# Document layout detection data
********************

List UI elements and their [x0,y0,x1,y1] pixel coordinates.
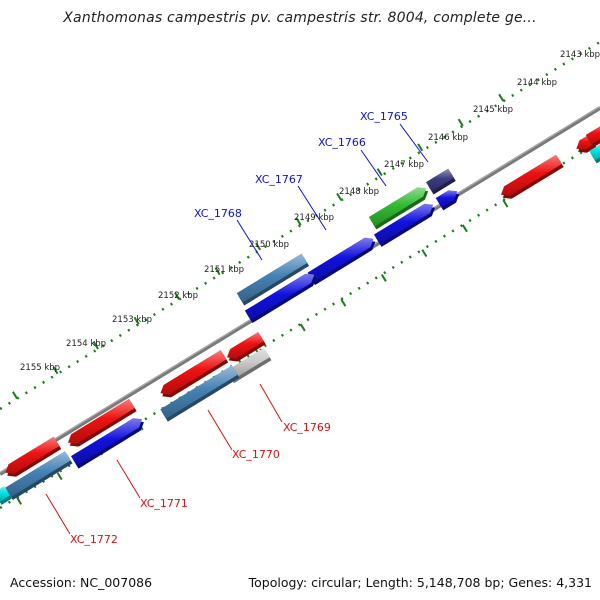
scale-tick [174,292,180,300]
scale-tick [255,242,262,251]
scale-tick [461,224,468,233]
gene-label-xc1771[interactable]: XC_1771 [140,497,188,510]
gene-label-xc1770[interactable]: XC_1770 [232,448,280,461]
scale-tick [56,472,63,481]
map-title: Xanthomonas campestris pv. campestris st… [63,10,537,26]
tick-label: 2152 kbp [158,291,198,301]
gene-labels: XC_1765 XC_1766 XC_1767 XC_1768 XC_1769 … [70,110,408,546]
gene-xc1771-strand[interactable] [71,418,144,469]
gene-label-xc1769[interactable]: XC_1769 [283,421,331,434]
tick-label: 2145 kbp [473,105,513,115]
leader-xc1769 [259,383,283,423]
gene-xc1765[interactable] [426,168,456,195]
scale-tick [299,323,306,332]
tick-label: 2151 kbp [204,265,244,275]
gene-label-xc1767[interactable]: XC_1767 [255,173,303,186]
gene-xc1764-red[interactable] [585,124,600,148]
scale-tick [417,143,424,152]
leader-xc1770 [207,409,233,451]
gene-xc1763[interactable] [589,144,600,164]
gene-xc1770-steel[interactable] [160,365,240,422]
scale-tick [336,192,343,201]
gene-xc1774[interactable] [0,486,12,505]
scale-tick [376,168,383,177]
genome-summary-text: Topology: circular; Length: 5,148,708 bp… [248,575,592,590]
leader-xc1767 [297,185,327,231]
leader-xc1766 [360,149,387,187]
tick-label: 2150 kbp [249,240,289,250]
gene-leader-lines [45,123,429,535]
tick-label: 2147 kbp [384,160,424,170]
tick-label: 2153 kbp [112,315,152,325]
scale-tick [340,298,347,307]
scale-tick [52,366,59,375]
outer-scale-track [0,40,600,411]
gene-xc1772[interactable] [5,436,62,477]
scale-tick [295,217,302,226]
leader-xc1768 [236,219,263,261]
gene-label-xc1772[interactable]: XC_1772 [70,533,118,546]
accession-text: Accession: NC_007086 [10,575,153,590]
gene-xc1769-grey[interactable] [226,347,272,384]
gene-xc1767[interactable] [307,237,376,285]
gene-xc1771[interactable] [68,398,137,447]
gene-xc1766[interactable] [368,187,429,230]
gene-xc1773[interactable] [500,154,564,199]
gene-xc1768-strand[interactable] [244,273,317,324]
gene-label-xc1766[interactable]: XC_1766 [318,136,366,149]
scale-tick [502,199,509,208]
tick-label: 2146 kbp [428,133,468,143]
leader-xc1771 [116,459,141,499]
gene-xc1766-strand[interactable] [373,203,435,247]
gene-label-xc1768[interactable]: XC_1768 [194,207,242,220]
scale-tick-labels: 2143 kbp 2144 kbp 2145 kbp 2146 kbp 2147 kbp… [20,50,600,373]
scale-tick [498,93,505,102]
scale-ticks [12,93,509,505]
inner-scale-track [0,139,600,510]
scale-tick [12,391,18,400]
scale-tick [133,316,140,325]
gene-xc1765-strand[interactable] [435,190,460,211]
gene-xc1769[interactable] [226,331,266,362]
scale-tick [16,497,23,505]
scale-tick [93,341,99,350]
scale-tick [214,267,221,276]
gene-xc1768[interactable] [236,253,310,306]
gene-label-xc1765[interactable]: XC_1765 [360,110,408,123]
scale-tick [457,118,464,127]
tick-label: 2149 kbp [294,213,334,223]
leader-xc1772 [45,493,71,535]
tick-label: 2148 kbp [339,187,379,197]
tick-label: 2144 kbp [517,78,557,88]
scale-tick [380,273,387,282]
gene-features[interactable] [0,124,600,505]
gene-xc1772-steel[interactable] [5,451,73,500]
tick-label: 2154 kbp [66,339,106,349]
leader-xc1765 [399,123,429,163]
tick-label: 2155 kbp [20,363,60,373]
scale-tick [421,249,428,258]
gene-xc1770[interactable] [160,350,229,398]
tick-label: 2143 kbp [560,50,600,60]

********************

# Your task
Lines holding "steel": count them across the data and reply with the number alone.

# Answer for the task
2